Stated problem =>
Repeat exactly each line of the data provided below.
════════════════════
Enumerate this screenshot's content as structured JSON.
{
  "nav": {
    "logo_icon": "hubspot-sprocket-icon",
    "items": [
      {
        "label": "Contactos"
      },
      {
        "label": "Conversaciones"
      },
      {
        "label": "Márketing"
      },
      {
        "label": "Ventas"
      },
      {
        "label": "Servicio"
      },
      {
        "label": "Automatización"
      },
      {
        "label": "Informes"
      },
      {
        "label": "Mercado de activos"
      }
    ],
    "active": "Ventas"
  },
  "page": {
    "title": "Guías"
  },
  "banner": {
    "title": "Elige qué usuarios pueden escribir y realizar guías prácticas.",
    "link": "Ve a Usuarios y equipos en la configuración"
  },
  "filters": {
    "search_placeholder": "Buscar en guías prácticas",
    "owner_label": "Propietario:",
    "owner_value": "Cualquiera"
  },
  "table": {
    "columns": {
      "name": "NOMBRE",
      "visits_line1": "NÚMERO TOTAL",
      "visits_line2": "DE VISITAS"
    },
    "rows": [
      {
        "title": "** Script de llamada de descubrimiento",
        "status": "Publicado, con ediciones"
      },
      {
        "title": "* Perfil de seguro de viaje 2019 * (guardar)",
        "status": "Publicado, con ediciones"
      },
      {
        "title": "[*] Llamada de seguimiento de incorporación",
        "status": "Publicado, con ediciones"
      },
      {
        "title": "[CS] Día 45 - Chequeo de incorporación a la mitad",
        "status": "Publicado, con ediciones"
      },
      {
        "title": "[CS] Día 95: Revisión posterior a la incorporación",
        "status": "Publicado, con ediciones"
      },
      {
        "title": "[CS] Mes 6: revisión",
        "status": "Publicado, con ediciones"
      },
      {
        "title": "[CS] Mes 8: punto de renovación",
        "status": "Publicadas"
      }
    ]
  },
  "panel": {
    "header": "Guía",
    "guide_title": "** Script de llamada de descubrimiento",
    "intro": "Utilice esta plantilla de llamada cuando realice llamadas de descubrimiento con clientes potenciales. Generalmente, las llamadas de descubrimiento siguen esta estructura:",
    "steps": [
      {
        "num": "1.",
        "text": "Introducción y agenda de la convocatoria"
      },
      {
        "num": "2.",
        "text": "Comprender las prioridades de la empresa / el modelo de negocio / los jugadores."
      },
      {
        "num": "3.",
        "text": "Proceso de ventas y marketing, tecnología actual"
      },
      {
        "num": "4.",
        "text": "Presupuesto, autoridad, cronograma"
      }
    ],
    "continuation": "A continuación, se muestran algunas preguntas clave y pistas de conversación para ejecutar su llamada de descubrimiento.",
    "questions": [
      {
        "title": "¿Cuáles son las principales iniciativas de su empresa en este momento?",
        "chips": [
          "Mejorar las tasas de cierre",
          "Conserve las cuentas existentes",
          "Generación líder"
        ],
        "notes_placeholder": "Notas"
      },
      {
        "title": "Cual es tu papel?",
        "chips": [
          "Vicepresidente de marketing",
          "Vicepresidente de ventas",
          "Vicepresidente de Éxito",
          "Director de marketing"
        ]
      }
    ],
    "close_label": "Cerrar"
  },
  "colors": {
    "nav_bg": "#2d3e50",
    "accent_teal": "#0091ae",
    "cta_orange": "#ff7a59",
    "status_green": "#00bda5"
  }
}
════════════════════
Task result =>
Enumerate this screenshot's content as structured JSON.
{
  "nav": {
    "logo_icon": "hubspot-sprocket-icon",
    "items": [
      {
        "label": "Contactos"
      },
      {
        "label": "Conversaciones"
      },
      {
        "label": "Márketing"
      },
      {
        "label": "Ventas"
      },
      {
        "label": "Servicio"
      },
      {
        "label": "Automatización"
      },
      {
        "label": "Informes"
      },
      {
        "label": "Mercado de activos"
      }
    ],
    "active": "Ventas"
  },
  "page": {
    "title": "Guías"
  },
  "banner": {
    "title": "Elige qué usuarios pueden escribir y realizar guías prácticas.",
    "link": "Ve a Usuarios y equipos en la configuración"
  },
  "filters": {
    "search_placeholder": "Buscar en guías prácticas",
    "owner_label": "Propietario:",
    "owner_value": "Cualquiera"
  },
  "table": {
    "columns": {
      "name": "NOMBRE",
      "visits_line1": "NÚMERO TOTAL",
      "visits_line2": "DE VISITAS"
    },
    "rows": [
      {
        "title": "** Script de llamada de descubrimiento",
        "status": "Publicado, con ediciones"
      },
      {
        "title": "* Perfil de seguro de viaje 2019 * (guardar)",
        "status": "Publicado, con ediciones"
      },
      {
        "title": "[*] Llamada de seguimiento de incorporación",
        "status": "Publicado, con ediciones"
      },
      {
        "title": "[CS] Día 45 - Chequeo de incorporación a la mitad",
        "status": "Publicado, con ediciones"
      },
      {
        "title": "[CS] Día 95: Revisión posterior a la incorporación",
        "status": "Publicado, con ediciones"
      },
      {
        "title": "[CS] Mes 6: revisión",
        "status": "Publicado, con ediciones"
      },
      {
        "title": "[CS] Mes 8: punto de renovación",
        "status": "Publicadas"
      }
    ]
  },
  "panel": {
    "header": "Guía",
    "guide_title": "** Script de llamada de descubrimiento",
    "intro": "Utilice esta plantilla de llamada cuando realice llamadas de descubrimiento con clientes potenciales. Generalmente, las llamadas de descubrimiento siguen esta estructura:",
    "steps": [
      {
        "num": "1.",
        "text": "Introducción y agenda de la convocatoria"
      },
      {
        "num": "2.",
        "text": "Comprender las prioridades de la empresa / el modelo de negocio / los jugadores."
      },
      {
        "num": "3.",
        "text": "Proceso de ventas y marketing, tecnología actual"
      },
      {
        "num": "4.",
        "text": "Presupuesto, autoridad, cronograma"
      }
    ],
    "continuation": "A continuación, se muestran algunas preguntas clave y pistas de conversación para ejecutar su llamada de descubrimiento.",
    "questions": [
      {
        "title": "¿Cuáles son las principales iniciativas de su empresa en este momento?",
        "chips": [
          "Mejorar las tasas de cierre",
          "Conserve las cuentas existentes",
          "Generación líder"
        ],
        "notes_placeholder": "Notas"
      },
      {
        "title": "Cual es tu papel?",
        "chips": [
          "Vicepresidente de marketing",
          "Vicepresidente de ventas",
          "Vicepresidente de Éxito",
          "Director de marketing"
        ]
      }
    ],
    "close_label": "Cerrar"
  },
  "colors": {
    "nav_bg": "#2d3e50",
    "accent_teal": "#0091ae",
    "cta_orange": "#ff7a59",
    "status_green": "#00bda5"
  }
}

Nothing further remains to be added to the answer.